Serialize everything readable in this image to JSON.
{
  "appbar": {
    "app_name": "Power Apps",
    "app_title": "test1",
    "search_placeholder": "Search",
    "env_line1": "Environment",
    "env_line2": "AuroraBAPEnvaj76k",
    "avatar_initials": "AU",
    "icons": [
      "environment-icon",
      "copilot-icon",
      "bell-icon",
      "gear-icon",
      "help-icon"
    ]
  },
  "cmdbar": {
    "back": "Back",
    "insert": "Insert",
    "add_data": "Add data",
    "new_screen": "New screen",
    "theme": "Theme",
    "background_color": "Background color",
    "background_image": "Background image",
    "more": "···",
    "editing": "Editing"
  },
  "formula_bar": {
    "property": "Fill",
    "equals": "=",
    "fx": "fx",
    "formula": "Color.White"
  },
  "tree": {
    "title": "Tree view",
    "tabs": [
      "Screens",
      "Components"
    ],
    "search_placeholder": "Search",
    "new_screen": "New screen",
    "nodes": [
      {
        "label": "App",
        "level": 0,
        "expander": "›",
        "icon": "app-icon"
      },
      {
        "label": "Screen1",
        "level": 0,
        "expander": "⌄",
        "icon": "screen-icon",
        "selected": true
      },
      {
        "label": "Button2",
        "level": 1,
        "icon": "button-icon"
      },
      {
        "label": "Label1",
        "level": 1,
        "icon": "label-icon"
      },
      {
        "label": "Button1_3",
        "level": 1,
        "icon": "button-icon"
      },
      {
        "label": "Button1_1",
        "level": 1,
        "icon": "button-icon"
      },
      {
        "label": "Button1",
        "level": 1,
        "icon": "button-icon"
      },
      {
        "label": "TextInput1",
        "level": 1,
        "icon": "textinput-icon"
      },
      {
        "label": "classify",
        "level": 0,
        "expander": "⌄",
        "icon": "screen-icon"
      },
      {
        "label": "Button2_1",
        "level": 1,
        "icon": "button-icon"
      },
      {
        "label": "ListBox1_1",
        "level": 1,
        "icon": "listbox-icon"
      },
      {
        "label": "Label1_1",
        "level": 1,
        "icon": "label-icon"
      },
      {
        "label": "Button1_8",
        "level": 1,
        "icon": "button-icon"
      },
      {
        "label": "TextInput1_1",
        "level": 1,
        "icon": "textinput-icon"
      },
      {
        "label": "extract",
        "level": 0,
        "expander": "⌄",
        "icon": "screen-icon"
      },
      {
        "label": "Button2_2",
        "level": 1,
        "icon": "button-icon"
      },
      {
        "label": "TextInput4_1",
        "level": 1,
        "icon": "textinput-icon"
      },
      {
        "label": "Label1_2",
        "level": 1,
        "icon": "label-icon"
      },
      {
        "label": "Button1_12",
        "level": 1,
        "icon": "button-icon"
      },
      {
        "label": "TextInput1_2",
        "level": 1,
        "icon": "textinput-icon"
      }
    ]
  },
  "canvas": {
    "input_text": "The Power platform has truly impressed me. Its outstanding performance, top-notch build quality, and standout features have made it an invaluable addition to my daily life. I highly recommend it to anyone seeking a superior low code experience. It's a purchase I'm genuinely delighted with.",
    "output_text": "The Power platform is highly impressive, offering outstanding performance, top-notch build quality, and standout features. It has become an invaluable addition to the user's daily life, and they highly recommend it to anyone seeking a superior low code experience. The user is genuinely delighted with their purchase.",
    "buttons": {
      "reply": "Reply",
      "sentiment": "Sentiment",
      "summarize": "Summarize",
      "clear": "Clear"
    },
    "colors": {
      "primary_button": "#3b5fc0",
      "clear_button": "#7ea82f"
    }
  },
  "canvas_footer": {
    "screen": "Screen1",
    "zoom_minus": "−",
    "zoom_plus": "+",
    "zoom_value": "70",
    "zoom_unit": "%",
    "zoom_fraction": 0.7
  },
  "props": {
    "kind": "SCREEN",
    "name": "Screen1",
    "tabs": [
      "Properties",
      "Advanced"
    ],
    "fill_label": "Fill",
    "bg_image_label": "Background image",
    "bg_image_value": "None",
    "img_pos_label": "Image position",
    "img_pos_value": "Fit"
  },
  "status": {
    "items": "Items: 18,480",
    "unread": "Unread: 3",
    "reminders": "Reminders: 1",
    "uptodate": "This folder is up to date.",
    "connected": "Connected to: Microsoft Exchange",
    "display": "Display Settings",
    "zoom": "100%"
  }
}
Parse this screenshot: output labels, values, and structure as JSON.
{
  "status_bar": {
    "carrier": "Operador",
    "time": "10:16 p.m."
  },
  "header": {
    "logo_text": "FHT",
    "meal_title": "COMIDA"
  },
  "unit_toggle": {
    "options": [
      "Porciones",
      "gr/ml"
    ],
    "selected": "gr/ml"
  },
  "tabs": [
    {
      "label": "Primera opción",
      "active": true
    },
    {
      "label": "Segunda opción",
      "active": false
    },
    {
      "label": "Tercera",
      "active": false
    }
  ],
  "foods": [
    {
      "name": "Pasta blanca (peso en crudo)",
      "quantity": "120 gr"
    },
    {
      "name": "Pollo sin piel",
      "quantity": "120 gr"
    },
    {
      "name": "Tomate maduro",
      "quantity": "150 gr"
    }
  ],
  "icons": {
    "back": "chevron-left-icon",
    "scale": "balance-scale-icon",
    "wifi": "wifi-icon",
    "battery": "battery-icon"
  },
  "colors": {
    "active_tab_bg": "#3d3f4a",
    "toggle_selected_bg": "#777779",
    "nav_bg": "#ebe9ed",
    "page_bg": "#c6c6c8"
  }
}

__________

● **BRIEF**
Whichever lines contain the string "purchase", select and copy them.

● **THE ANSWER**
    "input_text": "The Power platform has truly impressed me. Its outstanding performance, top-notch build quality, and standout features have made it an invaluable addition to my daily life. I highly recommend it to anyone seeking a superior low code experience. It's a purchase I'm genuinely delighted with.",
    "output_text": "The Power platform is highly impressive, offering outstanding performance, top-notch build quality, and standout features. It has become an invaluable addition to the user's daily life, and they highly recommend it to anyone seeking a superior low code experience. The user is genuinely delighted with their purchase.",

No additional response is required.